***** STORED RECORDS *****
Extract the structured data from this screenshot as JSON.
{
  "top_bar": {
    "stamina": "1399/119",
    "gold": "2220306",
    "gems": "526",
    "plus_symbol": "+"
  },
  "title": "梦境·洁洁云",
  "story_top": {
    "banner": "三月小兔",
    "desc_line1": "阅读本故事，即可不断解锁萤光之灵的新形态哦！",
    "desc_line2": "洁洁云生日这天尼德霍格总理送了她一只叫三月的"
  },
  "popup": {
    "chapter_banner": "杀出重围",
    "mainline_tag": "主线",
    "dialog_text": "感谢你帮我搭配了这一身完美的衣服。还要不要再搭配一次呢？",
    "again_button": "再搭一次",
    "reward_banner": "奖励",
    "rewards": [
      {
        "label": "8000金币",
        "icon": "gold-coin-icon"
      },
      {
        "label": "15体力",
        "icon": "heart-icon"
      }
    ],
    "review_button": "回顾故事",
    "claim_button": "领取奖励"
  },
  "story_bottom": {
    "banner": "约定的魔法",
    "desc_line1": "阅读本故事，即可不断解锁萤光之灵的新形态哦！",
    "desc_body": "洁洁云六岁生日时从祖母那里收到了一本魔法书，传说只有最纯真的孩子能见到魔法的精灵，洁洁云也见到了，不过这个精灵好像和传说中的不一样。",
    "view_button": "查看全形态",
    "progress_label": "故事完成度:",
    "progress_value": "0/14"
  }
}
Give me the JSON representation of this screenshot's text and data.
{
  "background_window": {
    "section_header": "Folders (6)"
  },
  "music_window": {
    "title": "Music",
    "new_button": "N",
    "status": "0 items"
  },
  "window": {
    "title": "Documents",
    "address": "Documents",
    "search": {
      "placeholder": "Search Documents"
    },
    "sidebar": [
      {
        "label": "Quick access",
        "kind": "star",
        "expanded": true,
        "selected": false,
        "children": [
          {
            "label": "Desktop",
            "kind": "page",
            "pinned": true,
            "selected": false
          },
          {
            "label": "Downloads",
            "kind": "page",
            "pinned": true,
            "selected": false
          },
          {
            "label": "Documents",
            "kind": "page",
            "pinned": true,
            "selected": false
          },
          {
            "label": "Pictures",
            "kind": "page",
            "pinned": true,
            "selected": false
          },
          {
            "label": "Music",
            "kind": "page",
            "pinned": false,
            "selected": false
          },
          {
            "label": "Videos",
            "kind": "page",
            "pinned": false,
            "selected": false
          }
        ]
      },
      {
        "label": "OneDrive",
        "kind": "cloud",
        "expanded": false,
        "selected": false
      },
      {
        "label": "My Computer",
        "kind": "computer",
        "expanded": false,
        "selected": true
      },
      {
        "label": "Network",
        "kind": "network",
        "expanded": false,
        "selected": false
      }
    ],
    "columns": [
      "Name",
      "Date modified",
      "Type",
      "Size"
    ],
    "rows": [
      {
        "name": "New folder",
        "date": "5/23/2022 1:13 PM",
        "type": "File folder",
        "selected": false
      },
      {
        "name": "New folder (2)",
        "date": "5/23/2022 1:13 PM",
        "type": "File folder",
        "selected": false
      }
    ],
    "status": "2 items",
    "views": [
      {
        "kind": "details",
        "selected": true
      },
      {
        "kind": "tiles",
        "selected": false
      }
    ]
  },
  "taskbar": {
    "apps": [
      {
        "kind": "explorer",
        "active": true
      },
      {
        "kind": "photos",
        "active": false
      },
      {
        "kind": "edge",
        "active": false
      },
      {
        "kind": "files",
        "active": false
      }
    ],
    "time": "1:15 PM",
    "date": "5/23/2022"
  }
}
*****
- [GIVEN INSTRUCTION]:
Return every line holding the word "data" from the records.

- [ANSWER TO THE TASK]:
Extract the structured data from this screenshot as JSON.
Give me the JSON representation of this screenshot's text and data.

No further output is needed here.